• _What is needed_
With the pictures omitted, write out the entries that follow exactly as they stand.

• _Data provided_
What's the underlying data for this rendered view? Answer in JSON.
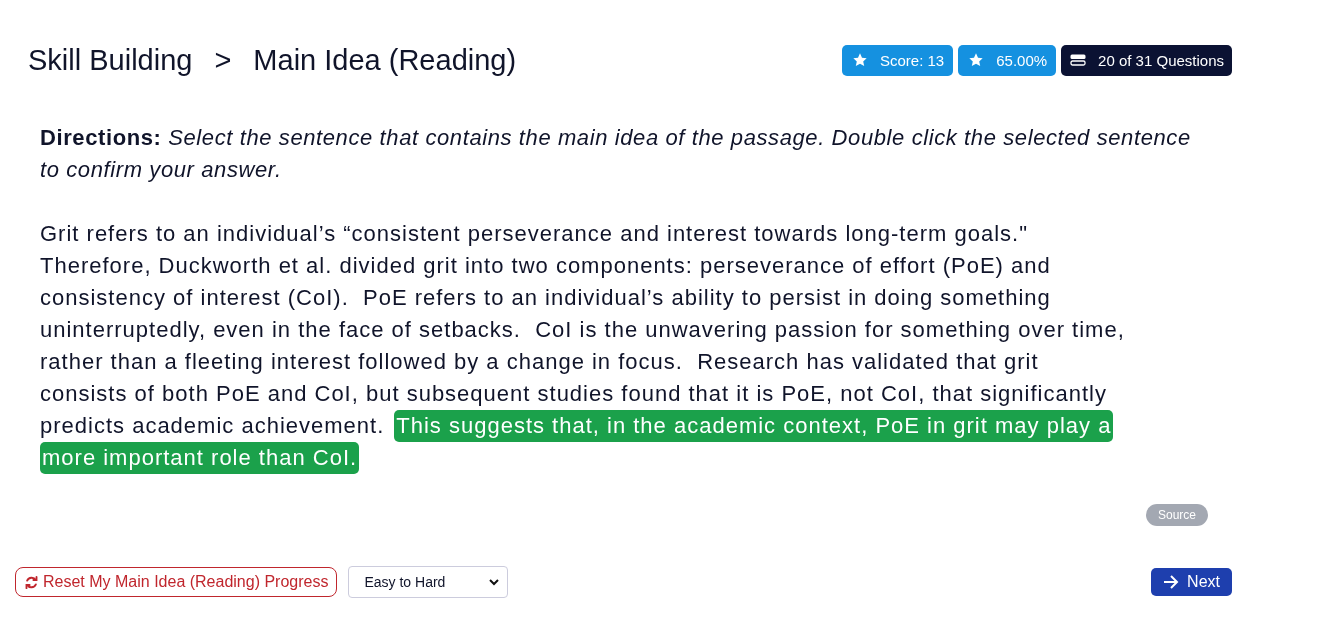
{
  "breadcrumb": {
    "section": "Skill Building",
    "separator": ">",
    "page": "Main Idea (Reading)"
  },
  "badges": [
    {
      "kind": "score",
      "text": "Score: 13"
    },
    {
      "kind": "percent",
      "text": "65.00%"
    },
    {
      "kind": "progress",
      "text": "20 of 31 Questions"
    }
  ],
  "directions": {
    "label": "Directions:",
    "text": "Select the sentence that contains the main idea of the passage. Double click the selected sentence to confirm your answer."
  },
  "passage_lines": [
    {
      "segments": [
        {
          "text": "Grit refers to an individual’s “consistent perseverance and interest towards long-term goals.\"",
          "selected": false
        }
      ]
    },
    {
      "segments": [
        {
          "text": "Therefore, Duckworth et al. divided grit into two components: perseverance of effort (PoE) and",
          "selected": false
        }
      ]
    },
    {
      "segments": [
        {
          "text": "consistency of interest (CoI).  PoE refers to an individual’s ability to persist in doing something",
          "selected": false
        }
      ]
    },
    {
      "segments": [
        {
          "text": "uninterruptedly, even in the face of setbacks.  CoI is the unwavering passion for something over time,",
          "selected": false
        }
      ]
    },
    {
      "segments": [
        {
          "text": "rather than a fleeting interest followed by a change in focus.  Research has validated that grit",
          "selected": false
        }
      ]
    },
    {
      "segments": [
        {
          "text": "consists of both PoE and CoI, but subsequent studies found that it is PoE, not CoI, that significantly",
          "selected": false
        }
      ]
    },
    {
      "segments": [
        {
          "text": "predicts academic achievement.",
          "selected": false
        },
        {
          "text": "This suggests that, in the academic context, PoE in grit may play a",
          "selected": true
        }
      ]
    },
    {
      "segments": [
        {
          "text": "more important role than CoI.",
          "selected": true
        }
      ]
    }
  ],
  "source_button": "Source",
  "reset_button": "Reset My Main Idea (Reading) Progress",
  "order_select": {
    "value": "Easy to Hard"
  },
  "next_button": "Next"
}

• _Correct output_
What's the underlying data for this rendered view? Answer in JSON.
{
  "breadcrumb": {
    "section": "Skill Building",
    "separator": ">",
    "page": "Main Idea (Reading)"
  },
  "badges": [
    {
      "kind": "score",
      "text": "Score: 13"
    },
    {
      "kind": "percent",
      "text": "65.00%"
    },
    {
      "kind": "progress",
      "text": "20 of 31 Questions"
    }
  ],
  "directions": {
    "label": "Directions:",
    "text": "Select the sentence that contains the main idea of the passage. Double click the selected sentence to confirm your answer."
  },
  "passage_lines": [
    {
      "segments": [
        {
          "text": "Grit refers to an individual’s “consistent perseverance and interest towards long-term goals.\"",
          "selected": false
        }
      ]
    },
    {
      "segments": [
        {
          "text": "Therefore, Duckworth et al. divided grit into two components: perseverance of effort (PoE) and",
          "selected": false
        }
      ]
    },
    {
      "segments": [
        {
          "text": "consistency of interest (CoI).  PoE refers to an individual’s ability to persist in doing something",
          "selected": false
        }
      ]
    },
    {
      "segments": [
        {
          "text": "uninterruptedly, even in the face of setbacks.  CoI is the unwavering passion for something over time,",
          "selected": false
        }
      ]
    },
    {
      "segments": [
        {
          "text": "rather than a fleeting interest followed by a change in focus.  Research has validated that grit",
          "selected": false
        }
      ]
    },
    {
      "segments": [
        {
          "text": "consists of both PoE and CoI, but subsequent studies found that it is PoE, not CoI, that significantly",
          "selected": false
        }
      ]
    },
    {
      "segments": [
        {
          "text": "predicts academic achievement.",
          "selected": false
        },
        {
          "text": "This suggests that, in the academic context, PoE in grit may play a",
          "selected": true
        }
      ]
    },
    {
      "segments": [
        {
          "text": "more important role than CoI.",
          "selected": true
        }
      ]
    }
  ],
  "source_button": "Source",
  "reset_button": "Reset My Main Idea (Reading) Progress",
  "order_select": {
    "value": "Easy to Hard"
  },
  "next_button": "Next"
}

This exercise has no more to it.